* [Problem]: Where does the string "鉴赏艺术特色" appear in the records? Copy every line that contains it.

* [Provided data]:
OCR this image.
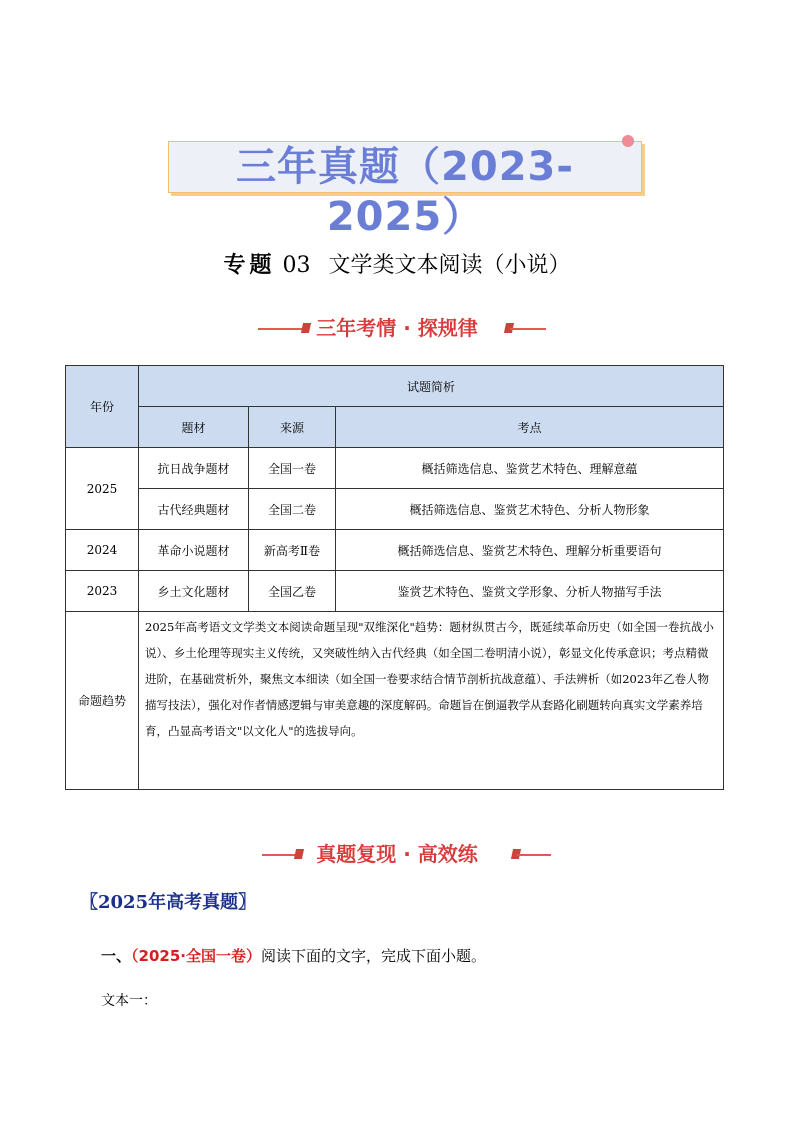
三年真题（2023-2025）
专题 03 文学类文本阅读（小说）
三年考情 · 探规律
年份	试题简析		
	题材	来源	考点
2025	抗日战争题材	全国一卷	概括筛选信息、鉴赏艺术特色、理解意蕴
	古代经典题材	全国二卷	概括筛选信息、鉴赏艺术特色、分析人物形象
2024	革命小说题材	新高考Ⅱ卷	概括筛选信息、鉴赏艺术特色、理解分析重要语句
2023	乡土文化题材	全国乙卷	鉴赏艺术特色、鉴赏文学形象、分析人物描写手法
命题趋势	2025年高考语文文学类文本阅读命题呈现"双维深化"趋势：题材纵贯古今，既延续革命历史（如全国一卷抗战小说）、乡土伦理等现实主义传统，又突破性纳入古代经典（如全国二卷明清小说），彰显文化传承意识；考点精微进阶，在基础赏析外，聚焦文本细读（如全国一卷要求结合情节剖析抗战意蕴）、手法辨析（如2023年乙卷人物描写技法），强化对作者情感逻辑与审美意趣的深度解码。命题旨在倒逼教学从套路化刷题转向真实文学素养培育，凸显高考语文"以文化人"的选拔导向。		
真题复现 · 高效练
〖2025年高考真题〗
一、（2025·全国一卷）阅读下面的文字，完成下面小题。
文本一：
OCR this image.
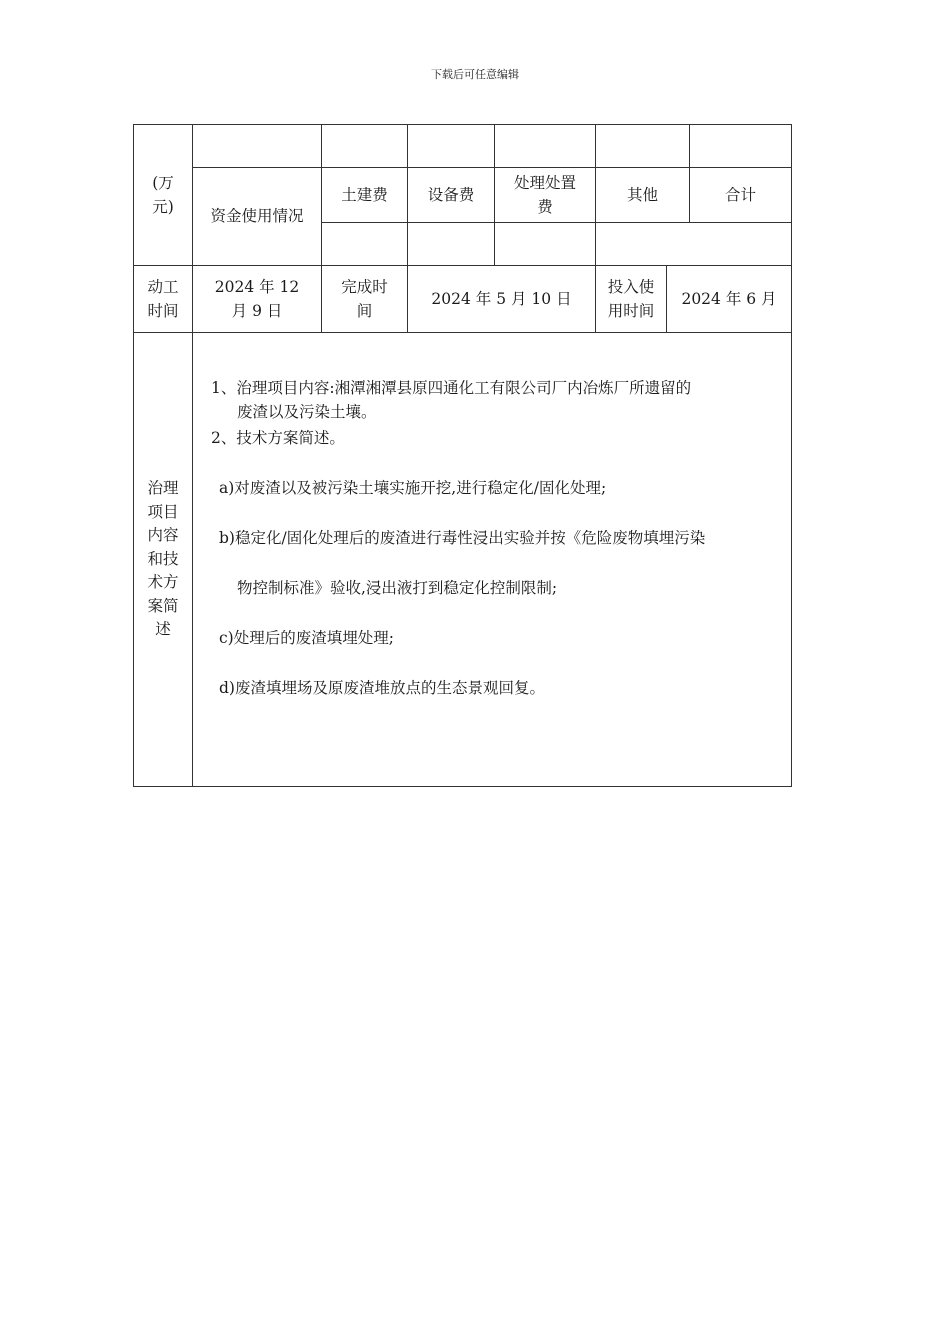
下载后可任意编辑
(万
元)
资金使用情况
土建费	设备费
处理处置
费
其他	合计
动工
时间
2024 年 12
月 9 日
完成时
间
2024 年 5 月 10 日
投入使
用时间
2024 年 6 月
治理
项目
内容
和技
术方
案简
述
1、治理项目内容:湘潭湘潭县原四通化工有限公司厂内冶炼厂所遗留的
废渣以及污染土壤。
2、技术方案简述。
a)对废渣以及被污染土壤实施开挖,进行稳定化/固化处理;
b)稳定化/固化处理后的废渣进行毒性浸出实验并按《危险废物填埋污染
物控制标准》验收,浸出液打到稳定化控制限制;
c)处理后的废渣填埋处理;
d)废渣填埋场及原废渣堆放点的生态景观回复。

* [Reply]:
2025	抗日战争题材	全国一卷	概括筛选信息、鉴赏艺术特色、理解意蕴
	古代经典题材	全国二卷	概括筛选信息、鉴赏艺术特色、分析人物形象
2024	革命小说题材	新高考Ⅱ卷	概括筛选信息、鉴赏艺术特色、理解分析重要语句
2023	乡土文化题材	全国乙卷	鉴赏艺术特色、鉴赏文学形象、分析人物描写手法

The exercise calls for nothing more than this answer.